## begin RECORD EXTRACTS

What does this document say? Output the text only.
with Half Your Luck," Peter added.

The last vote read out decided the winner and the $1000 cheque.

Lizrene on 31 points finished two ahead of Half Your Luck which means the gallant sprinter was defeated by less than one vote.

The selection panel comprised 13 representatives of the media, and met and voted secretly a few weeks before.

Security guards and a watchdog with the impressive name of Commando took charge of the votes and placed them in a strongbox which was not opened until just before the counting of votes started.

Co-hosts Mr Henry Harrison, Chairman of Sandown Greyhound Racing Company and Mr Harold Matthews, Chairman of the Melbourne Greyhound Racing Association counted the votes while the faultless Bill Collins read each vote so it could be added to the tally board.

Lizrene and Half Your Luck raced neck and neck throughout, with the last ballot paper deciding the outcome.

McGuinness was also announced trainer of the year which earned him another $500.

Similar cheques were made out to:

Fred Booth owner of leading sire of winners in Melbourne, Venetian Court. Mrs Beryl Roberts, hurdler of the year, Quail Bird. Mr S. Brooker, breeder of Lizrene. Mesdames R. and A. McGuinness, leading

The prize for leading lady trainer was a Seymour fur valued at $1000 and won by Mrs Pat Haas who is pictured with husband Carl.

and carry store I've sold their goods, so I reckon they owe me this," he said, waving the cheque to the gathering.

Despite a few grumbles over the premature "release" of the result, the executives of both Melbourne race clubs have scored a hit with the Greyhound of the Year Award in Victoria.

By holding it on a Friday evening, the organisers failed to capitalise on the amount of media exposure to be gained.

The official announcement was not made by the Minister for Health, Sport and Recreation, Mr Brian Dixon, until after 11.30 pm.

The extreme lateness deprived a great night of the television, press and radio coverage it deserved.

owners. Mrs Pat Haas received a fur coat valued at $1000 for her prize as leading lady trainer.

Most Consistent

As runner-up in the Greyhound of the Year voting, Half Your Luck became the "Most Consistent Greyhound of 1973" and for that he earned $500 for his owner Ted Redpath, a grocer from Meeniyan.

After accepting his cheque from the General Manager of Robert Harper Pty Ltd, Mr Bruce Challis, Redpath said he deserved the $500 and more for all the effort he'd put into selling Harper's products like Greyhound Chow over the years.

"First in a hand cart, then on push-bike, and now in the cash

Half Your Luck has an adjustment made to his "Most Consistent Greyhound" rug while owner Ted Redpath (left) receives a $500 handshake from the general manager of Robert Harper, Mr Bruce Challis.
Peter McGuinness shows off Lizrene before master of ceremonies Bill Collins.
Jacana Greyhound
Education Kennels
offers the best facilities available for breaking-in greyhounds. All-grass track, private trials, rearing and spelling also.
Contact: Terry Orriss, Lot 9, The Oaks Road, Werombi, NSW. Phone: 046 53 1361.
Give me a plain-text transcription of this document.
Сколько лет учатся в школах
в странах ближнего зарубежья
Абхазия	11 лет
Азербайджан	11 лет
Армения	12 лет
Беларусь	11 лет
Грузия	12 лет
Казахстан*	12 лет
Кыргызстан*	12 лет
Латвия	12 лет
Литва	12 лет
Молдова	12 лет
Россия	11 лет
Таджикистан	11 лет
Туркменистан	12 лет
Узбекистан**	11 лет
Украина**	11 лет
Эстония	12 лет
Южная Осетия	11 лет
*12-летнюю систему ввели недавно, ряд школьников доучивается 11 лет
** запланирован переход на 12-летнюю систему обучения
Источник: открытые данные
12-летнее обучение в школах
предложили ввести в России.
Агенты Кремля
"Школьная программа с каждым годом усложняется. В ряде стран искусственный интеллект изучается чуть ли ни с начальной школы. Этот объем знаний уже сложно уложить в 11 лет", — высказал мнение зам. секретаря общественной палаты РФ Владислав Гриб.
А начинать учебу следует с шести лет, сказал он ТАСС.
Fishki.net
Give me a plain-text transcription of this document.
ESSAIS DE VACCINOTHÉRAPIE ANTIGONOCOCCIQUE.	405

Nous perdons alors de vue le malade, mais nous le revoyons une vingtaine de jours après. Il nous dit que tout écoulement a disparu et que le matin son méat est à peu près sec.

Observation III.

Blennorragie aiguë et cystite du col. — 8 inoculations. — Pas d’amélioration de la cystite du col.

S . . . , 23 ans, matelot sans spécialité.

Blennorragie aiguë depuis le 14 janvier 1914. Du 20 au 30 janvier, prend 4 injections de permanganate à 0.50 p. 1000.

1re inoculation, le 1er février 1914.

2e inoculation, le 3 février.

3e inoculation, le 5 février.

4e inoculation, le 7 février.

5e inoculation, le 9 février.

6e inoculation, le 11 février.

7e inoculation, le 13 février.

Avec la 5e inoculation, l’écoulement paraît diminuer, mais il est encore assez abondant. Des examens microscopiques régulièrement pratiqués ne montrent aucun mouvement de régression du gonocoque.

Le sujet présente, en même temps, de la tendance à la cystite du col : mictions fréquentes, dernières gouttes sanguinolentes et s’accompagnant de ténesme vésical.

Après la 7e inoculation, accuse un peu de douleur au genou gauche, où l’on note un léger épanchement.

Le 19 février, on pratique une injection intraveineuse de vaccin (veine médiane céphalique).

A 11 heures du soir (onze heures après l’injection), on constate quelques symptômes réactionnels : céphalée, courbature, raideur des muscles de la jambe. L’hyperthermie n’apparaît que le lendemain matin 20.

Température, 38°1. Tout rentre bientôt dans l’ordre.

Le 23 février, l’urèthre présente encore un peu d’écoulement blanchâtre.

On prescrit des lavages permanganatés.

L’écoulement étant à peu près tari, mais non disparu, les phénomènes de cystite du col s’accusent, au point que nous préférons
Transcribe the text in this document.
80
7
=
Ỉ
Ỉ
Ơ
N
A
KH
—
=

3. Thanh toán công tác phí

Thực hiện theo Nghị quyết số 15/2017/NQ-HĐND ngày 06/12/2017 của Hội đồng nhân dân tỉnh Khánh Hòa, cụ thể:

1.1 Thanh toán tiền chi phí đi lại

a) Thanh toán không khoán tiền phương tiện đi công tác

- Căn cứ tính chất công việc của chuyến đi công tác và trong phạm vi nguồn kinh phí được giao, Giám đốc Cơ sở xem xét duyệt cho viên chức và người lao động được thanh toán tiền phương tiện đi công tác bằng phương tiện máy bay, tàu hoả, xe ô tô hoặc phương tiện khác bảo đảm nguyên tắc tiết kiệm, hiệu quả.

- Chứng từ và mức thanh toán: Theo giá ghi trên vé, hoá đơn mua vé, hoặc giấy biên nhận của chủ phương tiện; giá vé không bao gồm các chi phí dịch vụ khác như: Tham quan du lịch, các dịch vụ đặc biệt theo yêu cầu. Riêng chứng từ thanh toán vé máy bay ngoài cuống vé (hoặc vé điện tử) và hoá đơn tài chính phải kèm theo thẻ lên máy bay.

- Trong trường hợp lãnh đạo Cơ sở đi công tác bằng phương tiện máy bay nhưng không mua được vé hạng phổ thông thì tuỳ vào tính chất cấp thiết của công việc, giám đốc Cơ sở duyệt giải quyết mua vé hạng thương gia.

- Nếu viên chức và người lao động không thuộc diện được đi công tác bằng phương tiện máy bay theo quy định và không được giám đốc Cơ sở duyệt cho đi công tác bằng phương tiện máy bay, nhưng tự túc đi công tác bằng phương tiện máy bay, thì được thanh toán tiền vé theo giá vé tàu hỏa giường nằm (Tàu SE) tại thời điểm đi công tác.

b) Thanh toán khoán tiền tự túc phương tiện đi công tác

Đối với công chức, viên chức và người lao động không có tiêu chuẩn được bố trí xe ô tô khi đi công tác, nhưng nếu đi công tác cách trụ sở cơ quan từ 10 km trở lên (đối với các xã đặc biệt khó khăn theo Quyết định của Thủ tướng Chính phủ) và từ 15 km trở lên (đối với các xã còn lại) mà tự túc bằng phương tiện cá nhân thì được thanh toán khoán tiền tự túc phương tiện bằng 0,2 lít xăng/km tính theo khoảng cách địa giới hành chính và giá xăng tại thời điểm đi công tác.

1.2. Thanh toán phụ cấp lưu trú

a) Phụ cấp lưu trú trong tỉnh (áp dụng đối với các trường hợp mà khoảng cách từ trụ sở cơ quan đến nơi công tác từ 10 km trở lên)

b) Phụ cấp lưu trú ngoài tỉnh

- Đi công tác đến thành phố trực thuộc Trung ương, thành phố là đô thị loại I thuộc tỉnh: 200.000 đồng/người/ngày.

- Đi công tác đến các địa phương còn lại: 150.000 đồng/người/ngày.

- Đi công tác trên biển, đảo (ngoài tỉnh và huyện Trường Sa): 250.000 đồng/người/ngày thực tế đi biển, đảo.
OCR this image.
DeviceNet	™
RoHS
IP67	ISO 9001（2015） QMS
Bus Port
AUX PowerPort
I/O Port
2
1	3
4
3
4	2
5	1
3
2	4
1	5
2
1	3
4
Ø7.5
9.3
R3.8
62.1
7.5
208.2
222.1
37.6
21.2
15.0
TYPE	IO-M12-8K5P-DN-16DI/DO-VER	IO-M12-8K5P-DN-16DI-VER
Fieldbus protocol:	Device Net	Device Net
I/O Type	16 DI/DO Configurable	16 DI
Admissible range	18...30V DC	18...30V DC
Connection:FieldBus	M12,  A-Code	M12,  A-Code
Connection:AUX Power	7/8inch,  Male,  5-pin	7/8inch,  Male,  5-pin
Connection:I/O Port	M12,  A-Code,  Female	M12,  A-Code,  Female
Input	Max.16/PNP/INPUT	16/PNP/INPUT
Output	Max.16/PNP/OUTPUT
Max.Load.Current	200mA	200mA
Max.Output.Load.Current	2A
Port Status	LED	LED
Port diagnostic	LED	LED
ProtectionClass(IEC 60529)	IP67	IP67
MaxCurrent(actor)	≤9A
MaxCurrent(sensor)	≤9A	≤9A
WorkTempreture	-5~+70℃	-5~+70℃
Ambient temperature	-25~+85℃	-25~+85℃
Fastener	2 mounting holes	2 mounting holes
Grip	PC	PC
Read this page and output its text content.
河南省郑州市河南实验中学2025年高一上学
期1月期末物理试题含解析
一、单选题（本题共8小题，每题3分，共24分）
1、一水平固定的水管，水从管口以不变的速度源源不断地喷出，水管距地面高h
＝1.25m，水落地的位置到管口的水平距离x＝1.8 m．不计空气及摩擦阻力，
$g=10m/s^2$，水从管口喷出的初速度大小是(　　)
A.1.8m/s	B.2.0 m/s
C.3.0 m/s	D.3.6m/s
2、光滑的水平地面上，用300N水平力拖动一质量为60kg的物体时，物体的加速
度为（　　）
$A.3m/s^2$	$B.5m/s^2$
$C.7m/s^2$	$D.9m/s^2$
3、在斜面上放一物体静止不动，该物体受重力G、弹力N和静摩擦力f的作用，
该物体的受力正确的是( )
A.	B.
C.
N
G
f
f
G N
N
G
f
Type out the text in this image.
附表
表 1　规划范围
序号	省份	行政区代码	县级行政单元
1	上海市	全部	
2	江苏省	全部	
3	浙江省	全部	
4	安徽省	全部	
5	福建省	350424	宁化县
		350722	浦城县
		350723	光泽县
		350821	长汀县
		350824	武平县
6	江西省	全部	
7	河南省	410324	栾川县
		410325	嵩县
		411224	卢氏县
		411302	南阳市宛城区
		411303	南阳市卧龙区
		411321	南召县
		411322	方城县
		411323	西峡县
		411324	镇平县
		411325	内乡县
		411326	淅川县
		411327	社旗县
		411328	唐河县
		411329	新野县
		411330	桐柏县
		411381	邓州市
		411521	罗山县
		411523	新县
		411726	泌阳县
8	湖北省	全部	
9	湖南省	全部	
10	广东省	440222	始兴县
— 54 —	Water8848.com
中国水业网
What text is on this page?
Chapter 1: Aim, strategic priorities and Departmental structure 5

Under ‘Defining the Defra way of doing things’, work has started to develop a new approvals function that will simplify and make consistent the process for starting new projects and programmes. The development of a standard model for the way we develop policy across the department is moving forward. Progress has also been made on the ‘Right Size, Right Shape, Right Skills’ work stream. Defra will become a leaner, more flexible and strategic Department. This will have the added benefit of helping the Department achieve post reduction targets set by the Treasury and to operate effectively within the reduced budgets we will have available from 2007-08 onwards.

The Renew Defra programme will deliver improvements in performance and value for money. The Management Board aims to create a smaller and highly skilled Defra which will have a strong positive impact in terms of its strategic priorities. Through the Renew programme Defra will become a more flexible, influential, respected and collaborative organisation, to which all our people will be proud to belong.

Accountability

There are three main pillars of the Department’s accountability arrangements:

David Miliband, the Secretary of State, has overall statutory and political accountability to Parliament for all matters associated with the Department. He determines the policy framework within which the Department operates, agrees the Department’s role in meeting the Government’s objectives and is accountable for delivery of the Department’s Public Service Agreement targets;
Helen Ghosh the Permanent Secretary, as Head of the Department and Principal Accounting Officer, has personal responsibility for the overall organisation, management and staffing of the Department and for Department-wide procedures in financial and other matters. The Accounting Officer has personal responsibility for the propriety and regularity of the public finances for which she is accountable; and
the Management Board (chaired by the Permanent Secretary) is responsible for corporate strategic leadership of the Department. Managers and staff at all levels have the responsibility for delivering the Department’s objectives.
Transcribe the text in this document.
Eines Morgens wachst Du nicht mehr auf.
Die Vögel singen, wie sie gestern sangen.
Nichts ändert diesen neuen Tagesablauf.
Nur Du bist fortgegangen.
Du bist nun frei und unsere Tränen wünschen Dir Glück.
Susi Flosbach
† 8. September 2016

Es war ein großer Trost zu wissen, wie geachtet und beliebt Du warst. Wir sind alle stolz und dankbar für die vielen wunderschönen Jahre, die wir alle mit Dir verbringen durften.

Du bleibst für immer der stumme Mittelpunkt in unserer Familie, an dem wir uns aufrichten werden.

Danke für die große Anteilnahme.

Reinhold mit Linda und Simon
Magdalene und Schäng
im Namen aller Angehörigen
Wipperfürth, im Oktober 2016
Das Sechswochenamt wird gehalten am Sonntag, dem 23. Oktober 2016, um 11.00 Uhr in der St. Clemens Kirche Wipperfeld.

## end RECORD EXTRACTS

Show each line of the listing that holds the string "Load".

PROBLEM SOLUTION.
Max.Load.Current	200mA	200mA
Max.Output.Load.Current	2A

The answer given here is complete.